Task to carry out =>
How many lines of the records below contain the word "target"? Answer with the number alone.

Extracted material =>
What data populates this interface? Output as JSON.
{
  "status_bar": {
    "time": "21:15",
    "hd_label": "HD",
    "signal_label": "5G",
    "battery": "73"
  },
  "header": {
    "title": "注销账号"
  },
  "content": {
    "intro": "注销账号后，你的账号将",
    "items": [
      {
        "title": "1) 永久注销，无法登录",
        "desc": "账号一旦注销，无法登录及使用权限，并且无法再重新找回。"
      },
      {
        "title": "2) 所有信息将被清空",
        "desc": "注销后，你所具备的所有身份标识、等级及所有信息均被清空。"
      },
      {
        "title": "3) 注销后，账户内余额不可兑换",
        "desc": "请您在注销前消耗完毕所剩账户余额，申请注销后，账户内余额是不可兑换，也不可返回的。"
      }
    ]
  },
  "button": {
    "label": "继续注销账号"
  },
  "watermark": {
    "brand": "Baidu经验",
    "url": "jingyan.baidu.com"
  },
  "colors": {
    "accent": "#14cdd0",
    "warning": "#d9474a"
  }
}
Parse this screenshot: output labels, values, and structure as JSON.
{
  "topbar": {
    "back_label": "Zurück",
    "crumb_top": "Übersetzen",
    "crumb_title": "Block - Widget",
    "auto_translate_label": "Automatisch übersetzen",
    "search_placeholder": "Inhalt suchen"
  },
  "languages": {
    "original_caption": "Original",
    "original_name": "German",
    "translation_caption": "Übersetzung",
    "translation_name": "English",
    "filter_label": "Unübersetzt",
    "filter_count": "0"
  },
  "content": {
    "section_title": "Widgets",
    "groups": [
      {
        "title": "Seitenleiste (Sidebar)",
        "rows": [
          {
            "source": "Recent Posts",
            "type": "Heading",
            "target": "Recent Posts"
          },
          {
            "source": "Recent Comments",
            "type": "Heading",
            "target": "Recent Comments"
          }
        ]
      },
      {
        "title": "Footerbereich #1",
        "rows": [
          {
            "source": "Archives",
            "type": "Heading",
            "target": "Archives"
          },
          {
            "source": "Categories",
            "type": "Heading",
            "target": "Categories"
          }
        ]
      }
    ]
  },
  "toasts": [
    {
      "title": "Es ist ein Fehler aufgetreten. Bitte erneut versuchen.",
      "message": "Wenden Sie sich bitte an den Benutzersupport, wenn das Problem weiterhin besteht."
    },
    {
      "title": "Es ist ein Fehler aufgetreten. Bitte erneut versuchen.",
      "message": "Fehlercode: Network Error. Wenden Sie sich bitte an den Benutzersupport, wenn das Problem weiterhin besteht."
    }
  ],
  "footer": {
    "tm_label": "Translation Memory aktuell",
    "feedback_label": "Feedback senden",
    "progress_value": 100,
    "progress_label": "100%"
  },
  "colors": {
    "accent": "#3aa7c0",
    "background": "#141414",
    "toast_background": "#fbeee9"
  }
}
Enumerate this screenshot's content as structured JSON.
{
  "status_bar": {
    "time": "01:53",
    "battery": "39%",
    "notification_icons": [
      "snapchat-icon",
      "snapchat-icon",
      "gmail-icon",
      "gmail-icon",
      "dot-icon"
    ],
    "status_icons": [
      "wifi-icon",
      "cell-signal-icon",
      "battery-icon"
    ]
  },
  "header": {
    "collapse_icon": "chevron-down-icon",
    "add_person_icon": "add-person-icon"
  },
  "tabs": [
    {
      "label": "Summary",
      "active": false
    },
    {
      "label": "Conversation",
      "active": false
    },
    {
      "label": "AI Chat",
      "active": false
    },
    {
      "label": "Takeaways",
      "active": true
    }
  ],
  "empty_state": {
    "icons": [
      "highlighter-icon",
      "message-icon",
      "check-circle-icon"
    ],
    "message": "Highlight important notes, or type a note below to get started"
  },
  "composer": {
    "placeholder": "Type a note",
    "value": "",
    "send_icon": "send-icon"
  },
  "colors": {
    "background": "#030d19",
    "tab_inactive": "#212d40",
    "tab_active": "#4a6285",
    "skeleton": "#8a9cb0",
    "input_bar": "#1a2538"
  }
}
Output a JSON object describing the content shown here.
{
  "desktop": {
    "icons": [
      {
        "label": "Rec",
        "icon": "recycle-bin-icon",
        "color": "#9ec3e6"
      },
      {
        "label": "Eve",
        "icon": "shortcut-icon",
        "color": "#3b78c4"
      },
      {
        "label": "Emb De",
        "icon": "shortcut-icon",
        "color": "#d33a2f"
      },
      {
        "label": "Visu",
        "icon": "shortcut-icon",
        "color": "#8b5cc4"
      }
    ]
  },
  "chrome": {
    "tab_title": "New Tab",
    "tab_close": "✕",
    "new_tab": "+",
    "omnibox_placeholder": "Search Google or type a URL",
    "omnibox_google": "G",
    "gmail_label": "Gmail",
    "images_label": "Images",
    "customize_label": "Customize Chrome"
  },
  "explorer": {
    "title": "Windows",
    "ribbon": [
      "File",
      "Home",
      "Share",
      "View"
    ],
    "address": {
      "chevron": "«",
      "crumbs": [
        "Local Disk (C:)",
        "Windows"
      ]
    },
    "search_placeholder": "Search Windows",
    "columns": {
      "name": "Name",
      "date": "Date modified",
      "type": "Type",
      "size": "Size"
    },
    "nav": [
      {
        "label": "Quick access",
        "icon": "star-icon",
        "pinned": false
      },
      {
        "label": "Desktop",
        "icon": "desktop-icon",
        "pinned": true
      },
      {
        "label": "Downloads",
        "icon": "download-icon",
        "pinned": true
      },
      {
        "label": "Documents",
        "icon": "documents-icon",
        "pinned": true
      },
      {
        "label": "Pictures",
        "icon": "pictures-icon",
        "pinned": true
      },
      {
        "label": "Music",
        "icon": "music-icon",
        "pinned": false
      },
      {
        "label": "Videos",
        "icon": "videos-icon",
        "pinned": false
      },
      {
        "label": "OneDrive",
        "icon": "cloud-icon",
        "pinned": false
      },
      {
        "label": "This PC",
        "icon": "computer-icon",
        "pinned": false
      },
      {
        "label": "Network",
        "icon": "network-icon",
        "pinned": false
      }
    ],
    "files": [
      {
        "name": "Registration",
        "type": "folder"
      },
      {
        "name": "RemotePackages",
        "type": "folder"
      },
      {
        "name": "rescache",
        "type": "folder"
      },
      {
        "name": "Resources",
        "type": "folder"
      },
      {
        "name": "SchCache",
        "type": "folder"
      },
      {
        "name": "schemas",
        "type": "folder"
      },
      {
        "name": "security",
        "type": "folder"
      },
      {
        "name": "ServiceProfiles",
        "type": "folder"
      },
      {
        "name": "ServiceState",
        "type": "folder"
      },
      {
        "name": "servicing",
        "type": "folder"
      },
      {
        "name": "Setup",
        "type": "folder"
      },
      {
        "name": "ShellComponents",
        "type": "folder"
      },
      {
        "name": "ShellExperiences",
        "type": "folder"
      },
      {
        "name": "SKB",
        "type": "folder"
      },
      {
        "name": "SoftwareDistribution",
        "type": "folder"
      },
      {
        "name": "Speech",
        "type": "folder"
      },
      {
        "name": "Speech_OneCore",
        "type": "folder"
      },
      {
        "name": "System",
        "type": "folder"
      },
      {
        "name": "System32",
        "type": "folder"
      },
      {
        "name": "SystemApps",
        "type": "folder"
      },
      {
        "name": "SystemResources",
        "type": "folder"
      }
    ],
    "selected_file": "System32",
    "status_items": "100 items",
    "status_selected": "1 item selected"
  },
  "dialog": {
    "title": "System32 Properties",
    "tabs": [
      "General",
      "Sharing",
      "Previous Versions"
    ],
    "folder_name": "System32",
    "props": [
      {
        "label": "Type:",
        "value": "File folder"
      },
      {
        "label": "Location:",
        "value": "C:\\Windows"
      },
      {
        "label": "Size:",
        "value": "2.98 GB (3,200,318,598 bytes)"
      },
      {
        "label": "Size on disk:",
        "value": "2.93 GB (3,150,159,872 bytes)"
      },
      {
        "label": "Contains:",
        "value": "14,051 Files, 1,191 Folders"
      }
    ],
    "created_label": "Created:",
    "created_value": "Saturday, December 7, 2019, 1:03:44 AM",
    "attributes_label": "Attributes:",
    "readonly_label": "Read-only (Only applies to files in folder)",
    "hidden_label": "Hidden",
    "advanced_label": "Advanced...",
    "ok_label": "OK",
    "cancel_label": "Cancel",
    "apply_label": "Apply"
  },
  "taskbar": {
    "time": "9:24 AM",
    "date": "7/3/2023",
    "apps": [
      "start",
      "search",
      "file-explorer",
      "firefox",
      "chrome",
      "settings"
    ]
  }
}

Output of the task =>
4